JOB
Return each entry exactly, with none missing.

Source records
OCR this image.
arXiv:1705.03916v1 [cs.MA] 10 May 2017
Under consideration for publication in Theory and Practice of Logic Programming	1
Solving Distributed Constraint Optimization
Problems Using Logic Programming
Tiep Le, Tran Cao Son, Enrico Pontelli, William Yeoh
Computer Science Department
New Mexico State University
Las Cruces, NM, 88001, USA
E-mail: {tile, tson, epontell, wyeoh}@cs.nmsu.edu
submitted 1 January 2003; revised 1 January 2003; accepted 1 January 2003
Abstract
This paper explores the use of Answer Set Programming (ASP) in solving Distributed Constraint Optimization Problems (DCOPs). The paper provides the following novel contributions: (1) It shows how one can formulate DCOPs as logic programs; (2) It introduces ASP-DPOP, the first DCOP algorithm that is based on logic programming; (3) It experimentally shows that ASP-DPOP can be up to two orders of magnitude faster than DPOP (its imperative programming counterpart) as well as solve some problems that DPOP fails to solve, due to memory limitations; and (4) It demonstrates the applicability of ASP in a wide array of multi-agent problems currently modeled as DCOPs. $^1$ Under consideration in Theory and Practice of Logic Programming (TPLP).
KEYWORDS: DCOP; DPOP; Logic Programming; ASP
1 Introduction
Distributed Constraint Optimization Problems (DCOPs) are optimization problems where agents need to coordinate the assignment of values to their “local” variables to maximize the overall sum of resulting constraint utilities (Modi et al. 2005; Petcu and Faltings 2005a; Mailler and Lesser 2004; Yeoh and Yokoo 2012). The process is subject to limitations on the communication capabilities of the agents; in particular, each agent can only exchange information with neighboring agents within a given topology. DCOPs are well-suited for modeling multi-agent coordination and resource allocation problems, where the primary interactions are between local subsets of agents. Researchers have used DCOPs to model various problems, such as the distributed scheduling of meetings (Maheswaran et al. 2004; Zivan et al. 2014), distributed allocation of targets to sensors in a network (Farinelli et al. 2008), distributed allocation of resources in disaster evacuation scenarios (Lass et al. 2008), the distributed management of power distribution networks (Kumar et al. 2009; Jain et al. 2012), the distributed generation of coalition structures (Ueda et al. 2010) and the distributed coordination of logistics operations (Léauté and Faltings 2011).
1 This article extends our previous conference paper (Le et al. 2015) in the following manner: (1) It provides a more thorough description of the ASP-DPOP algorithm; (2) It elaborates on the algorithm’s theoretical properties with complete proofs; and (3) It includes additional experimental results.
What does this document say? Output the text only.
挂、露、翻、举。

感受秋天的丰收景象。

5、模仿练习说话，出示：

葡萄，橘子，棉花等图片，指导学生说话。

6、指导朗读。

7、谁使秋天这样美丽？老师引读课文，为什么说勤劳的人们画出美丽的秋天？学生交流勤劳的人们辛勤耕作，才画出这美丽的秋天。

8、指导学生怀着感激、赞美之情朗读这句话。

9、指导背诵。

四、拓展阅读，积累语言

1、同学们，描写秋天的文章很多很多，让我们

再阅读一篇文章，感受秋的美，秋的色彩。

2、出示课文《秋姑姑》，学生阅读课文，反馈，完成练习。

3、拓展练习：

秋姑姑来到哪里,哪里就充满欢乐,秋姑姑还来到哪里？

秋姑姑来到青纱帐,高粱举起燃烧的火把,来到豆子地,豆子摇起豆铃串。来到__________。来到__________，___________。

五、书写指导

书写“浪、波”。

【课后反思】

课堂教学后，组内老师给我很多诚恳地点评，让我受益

THE RESULT
OCR this image.
arXiv:1705.03916v1 [cs.MA] 10 May 2017
Under consideration for publication in Theory and Practice of Logic Programming	1
Solving Distributed Constraint Optimization
Problems Using Logic Programming
Tiep Le, Tran Cao Son, Enrico Pontelli, William Yeoh
Computer Science Department
New Mexico State University
Las Cruces, NM, 88001, USA
E-mail: {tile, tson, epontell, wyeoh}@cs.nmsu.edu
submitted 1 January 2003; revised 1 January 2003; accepted 1 January 2003
Abstract
This paper explores the use of Answer Set Programming (ASP) in solving Distributed Constraint Optimization Problems (DCOPs). The paper provides the following novel contributions: (1) It shows how one can formulate DCOPs as logic programs; (2) It introduces ASP-DPOP, the first DCOP algorithm that is based on logic programming; (3) It experimentally shows that ASP-DPOP can be up to two orders of magnitude faster than DPOP (its imperative programming counterpart) as well as solve some problems that DPOP fails to solve, due to memory limitations; and (4) It demonstrates the applicability of ASP in a wide array of multi-agent problems currently modeled as DCOPs. $^1$ Under consideration in Theory and Practice of Logic Programming (TPLP).
KEYWORDS: DCOP; DPOP; Logic Programming; ASP
1 Introduction
Distributed Constraint Optimization Problems (DCOPs) are optimization problems where agents need to coordinate the assignment of values to their “local” variables to maximize the overall sum of resulting constraint utilities (Modi et al. 2005; Petcu and Faltings 2005a; Mailler and Lesser 2004; Yeoh and Yokoo 2012). The process is subject to limitations on the communication capabilities of the agents; in particular, each agent can only exchange information with neighboring agents within a given topology. DCOPs are well-suited for modeling multi-agent coordination and resource allocation problems, where the primary interactions are between local subsets of agents. Researchers have used DCOPs to model various problems, such as the distributed scheduling of meetings (Maheswaran et al. 2004; Zivan et al. 2014), distributed allocation of targets to sensors in a network (Farinelli et al. 2008), distributed allocation of resources in disaster evacuation scenarios (Lass et al. 2008), the distributed management of power distribution networks (Kumar et al. 2009; Jain et al. 2012), the distributed generation of coalition structures (Ueda et al. 2010) and the distributed coordination of logistics operations (Léauté and Faltings 2011).
1 This article extends our previous conference paper (Le et al. 2015) in the following manner: (1) It provides a more thorough description of the ASP-DPOP algorithm; (2) It elaborates on the algorithm’s theoretical properties with complete proofs; and (3) It includes additional experimental results.
What does this document say? Output the text only.
挂、露、翻、举。

感受秋天的丰收景象。

5、模仿练习说话，出示：

葡萄，橘子，棉花等图片，指导学生说话。

6、指导朗读。

7、谁使秋天这样美丽？老师引读课文，为什么说勤劳的人们画出美丽的秋天？学生交流勤劳的人们辛勤耕作，才画出这美丽的秋天。

8、指导学生怀着感激、赞美之情朗读这句话。

9、指导背诵。

四、拓展阅读，积累语言

1、同学们，描写秋天的文章很多很多，让我们

再阅读一篇文章，感受秋的美，秋的色彩。

2、出示课文《秋姑姑》，学生阅读课文，反馈，完成练习。

3、拓展练习：

秋姑姑来到哪里,哪里就充满欢乐,秋姑姑还来到哪里？

秋姑姑来到青纱帐,高粱举起燃烧的火把,来到豆子地,豆子摇起豆铃串。来到__________。来到__________，___________。

五、书写指导

书写“浪、波”。

【课后反思】

课堂教学后，组内老师给我很多诚恳地点评，让我受益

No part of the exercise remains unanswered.